WHAT IS BEING ASKED: What is the number of lines that include the word "object"? Provide only that figure.

EXERCISE INPUTS:
----------------------------------------

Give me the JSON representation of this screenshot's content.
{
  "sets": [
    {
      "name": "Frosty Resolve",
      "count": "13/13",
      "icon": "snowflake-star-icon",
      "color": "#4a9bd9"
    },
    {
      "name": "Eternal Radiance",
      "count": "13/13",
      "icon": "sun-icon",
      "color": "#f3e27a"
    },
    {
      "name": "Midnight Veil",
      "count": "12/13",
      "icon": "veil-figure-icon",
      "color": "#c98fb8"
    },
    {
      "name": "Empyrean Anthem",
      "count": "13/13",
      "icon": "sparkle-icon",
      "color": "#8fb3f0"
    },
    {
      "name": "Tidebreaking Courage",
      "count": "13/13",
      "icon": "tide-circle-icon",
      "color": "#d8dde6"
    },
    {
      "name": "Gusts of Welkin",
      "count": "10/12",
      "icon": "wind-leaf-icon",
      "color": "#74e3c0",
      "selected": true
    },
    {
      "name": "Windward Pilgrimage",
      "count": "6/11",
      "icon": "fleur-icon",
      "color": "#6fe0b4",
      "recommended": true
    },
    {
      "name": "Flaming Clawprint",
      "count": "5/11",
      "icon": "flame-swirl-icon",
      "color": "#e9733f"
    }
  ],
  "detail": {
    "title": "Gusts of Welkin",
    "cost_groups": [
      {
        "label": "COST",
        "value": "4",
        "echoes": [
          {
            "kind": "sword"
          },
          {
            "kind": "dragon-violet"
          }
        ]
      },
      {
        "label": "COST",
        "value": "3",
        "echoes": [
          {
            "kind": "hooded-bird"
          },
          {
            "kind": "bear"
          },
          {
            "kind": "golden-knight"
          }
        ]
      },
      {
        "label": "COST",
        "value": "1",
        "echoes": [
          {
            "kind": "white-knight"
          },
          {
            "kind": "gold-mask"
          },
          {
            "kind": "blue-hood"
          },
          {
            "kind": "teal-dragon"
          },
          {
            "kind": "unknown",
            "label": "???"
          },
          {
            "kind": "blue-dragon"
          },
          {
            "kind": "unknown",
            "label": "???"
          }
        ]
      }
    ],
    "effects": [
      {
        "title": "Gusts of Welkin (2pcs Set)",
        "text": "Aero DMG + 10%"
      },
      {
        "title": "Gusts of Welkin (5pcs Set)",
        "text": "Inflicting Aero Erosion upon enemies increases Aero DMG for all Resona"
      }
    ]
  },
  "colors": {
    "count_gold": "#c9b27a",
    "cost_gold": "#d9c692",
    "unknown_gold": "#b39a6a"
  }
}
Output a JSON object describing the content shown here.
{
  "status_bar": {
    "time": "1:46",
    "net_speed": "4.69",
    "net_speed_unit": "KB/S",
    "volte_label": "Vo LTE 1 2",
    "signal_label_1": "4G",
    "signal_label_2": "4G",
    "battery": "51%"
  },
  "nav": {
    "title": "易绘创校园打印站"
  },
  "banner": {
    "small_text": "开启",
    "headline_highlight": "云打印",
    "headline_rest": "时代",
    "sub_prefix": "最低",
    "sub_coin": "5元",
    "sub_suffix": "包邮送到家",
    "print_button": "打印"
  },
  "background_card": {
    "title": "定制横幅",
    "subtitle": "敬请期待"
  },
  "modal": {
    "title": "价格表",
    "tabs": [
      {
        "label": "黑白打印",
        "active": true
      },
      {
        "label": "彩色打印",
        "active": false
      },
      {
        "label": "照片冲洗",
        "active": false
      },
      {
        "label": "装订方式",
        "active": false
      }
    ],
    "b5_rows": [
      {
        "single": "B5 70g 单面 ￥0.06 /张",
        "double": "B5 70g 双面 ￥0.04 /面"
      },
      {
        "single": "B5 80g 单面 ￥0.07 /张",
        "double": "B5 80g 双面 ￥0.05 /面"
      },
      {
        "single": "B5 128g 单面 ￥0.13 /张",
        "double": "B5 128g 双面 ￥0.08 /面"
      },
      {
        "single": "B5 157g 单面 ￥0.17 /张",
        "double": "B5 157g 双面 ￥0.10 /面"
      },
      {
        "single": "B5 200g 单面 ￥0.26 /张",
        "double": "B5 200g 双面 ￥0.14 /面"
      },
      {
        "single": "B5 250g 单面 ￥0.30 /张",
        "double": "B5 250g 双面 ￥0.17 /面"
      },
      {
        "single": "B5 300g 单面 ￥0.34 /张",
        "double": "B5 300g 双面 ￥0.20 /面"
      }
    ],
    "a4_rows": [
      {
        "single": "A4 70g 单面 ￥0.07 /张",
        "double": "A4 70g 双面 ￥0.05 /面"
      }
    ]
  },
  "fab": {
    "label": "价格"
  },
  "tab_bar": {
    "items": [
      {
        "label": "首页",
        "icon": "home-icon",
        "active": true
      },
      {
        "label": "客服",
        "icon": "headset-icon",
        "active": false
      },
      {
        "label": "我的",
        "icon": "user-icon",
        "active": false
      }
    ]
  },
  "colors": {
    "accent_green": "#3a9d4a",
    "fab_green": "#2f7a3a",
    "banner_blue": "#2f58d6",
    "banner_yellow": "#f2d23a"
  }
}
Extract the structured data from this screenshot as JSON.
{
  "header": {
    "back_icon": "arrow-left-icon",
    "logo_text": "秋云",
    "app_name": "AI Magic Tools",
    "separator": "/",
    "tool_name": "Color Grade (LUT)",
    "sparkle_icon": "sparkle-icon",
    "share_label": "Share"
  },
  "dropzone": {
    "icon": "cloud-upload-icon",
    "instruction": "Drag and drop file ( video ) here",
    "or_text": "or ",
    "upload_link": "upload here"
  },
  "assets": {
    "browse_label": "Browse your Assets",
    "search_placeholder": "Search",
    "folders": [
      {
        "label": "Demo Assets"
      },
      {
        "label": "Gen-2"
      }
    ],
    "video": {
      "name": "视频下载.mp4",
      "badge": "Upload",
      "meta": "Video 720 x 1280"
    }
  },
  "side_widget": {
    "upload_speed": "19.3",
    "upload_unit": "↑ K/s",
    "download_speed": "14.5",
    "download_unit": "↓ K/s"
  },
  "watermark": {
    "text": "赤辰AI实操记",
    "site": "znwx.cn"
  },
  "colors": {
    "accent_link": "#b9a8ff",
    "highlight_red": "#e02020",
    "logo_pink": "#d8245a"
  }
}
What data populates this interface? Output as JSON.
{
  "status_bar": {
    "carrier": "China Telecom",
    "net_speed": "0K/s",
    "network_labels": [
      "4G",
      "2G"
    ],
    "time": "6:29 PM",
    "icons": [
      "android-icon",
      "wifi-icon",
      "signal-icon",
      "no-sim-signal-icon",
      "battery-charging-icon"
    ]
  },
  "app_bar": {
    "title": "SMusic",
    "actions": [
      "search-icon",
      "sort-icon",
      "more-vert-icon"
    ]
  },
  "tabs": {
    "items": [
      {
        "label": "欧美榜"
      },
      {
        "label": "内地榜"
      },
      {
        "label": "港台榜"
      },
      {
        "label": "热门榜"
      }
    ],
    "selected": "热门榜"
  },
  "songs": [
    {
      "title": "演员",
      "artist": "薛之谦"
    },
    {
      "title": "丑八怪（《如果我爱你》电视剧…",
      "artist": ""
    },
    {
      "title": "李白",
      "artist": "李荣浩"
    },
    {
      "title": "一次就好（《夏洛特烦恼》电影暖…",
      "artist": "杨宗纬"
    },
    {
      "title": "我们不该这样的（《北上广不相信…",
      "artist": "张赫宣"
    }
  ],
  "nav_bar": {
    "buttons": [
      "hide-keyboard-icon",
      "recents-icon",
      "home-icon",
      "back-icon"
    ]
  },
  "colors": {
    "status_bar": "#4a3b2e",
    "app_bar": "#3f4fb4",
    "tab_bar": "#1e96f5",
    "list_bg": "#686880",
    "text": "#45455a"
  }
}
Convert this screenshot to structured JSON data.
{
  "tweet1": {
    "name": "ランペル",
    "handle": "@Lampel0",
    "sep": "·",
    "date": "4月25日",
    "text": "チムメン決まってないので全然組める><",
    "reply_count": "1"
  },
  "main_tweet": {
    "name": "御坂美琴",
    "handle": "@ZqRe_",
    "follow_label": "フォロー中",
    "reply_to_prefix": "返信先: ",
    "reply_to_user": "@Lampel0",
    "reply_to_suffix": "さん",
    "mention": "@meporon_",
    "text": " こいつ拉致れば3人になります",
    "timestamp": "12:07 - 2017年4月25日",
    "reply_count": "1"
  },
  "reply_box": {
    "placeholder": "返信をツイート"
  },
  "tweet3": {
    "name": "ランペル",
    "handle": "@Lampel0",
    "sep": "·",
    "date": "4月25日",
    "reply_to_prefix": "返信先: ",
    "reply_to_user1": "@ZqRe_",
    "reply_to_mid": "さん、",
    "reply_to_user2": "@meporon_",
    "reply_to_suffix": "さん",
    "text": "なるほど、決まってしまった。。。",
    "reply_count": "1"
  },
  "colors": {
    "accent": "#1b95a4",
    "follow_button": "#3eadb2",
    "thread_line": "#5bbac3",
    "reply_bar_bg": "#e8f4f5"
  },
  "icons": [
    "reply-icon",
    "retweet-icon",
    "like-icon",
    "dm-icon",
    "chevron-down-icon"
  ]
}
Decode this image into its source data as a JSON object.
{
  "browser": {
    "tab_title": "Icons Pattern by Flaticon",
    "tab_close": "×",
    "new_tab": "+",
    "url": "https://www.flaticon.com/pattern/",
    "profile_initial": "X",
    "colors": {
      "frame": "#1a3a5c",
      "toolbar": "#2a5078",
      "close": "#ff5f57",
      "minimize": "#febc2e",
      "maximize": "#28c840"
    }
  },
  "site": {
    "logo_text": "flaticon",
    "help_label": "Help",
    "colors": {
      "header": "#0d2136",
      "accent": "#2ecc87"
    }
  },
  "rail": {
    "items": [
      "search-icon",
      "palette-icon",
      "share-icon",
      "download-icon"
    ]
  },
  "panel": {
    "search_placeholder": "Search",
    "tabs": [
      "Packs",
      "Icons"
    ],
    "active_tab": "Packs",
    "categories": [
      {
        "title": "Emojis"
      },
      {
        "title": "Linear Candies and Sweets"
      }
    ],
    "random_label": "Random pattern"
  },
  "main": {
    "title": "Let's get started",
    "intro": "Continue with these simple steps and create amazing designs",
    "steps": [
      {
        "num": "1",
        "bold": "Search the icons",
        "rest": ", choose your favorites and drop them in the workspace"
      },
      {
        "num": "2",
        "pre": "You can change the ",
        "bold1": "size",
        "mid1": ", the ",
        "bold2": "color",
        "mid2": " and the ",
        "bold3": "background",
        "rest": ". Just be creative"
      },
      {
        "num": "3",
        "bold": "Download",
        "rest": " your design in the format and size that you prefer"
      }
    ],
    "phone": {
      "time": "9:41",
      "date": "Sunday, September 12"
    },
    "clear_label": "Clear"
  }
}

----------------------------------------

RESPONSE TO THE EXERCISE: 2